[EXERCISE DATA start]

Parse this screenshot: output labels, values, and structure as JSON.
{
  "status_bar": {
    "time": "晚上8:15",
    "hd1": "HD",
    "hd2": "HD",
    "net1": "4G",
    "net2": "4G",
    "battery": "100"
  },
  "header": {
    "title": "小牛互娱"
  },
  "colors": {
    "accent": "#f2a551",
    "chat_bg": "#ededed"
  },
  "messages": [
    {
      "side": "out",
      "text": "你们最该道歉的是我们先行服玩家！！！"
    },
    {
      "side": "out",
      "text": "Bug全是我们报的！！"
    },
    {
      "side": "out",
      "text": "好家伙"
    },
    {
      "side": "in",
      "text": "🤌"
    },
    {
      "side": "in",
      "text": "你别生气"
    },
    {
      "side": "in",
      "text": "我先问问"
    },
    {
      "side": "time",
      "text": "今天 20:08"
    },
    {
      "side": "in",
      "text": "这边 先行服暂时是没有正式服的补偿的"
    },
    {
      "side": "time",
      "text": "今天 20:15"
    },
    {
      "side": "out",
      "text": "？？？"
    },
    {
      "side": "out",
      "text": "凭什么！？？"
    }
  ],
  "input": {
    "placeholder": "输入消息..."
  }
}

[EXERCISE DATA end]

▶ PROBLEM: Find each line holding the word "text" and copy it.

▶ PROBLEM SOLUTION:
      "text": "你们最该道歉的是我们先行服玩家！！！"
      "text": "Bug全是我们报的！！"
      "text": "好家伙"
      "text": "🤌"
      "text": "你别生气"
      "text": "我先问问"
      "text": "今天 20:08"
      "text": "这边 先行服暂时是没有正式服的补偿的"
      "text": "今天 20:15"
      "text": "？？？"
      "text": "凭什么！？？"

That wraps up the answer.